▶ **Written instruction**:
Reproduce the items character for character, from the line with "echo-dot — [463, 464, 466, 468]" up to and including the line with "echo-dot — [318, 159, 321, 163]", and nothing beyond that range.

▶ **Exercise input**:
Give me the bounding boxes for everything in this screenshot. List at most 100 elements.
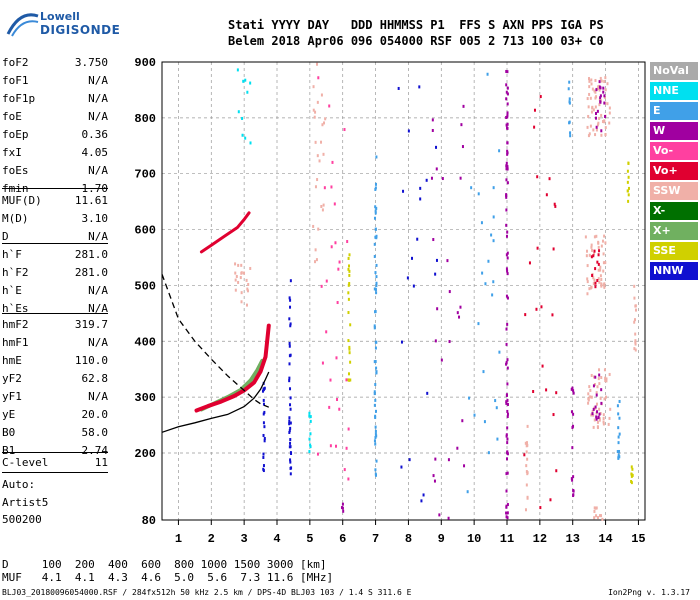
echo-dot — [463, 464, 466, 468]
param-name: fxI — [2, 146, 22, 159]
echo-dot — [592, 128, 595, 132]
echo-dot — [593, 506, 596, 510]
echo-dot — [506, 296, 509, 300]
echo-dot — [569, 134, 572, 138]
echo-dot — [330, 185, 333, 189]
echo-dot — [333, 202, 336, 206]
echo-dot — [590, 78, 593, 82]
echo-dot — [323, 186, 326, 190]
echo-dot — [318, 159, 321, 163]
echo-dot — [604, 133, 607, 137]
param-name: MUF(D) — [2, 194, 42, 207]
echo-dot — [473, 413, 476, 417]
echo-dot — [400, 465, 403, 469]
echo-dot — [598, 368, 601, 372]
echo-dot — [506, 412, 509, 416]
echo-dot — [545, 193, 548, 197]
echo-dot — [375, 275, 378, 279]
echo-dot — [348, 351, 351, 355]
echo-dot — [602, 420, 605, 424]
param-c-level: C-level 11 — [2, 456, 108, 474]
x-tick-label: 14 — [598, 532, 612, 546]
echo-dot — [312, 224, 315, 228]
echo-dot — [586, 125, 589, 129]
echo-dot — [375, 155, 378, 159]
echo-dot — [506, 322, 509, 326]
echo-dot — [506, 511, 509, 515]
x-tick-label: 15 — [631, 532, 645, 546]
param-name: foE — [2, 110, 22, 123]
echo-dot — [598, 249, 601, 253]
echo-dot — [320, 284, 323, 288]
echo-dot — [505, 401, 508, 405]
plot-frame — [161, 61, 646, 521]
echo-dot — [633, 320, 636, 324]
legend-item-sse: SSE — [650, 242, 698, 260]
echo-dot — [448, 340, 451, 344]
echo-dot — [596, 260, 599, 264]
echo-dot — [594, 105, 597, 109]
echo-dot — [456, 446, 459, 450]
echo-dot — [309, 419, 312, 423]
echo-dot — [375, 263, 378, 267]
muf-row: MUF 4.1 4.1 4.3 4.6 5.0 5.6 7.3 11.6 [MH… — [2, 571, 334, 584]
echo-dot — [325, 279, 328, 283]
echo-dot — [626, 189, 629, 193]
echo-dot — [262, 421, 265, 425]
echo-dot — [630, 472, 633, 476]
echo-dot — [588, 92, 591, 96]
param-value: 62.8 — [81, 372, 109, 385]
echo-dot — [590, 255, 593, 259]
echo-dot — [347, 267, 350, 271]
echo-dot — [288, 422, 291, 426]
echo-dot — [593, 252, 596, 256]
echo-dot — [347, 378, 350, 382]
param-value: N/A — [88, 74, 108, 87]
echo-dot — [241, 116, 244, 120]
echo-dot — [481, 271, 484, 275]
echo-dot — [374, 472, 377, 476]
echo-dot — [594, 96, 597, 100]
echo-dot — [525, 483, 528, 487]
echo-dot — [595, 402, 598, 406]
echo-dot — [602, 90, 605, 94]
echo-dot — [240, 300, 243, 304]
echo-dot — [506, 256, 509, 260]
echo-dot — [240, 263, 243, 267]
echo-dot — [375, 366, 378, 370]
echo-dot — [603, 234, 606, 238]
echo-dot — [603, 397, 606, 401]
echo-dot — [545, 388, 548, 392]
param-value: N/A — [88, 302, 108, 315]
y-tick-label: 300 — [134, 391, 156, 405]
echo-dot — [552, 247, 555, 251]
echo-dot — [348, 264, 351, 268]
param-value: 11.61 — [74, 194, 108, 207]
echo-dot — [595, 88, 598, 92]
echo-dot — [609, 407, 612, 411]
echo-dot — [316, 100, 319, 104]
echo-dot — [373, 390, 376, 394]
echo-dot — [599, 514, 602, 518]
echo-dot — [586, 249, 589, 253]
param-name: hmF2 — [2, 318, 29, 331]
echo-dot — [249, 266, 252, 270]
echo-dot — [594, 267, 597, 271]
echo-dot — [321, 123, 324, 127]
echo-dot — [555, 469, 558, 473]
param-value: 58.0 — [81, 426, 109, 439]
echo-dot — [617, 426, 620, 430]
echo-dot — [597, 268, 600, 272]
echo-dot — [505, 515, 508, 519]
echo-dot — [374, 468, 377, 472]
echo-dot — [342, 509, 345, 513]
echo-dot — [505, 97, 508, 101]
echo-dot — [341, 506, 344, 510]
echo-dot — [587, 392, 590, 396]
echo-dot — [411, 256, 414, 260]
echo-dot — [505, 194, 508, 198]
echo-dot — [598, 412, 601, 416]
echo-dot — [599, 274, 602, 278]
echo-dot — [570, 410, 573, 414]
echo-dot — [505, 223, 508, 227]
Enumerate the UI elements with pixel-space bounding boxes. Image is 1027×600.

▶ **Answer to this problem**:
echo-dot — [463, 464, 466, 468]
param-name: fxI — [2, 146, 22, 159]
echo-dot — [592, 128, 595, 132]
echo-dot — [593, 506, 596, 510]
echo-dot — [506, 296, 509, 300]
echo-dot — [569, 134, 572, 138]
echo-dot — [330, 185, 333, 189]
echo-dot — [333, 202, 336, 206]
echo-dot — [590, 78, 593, 82]
echo-dot — [323, 186, 326, 190]
echo-dot — [318, 159, 321, 163]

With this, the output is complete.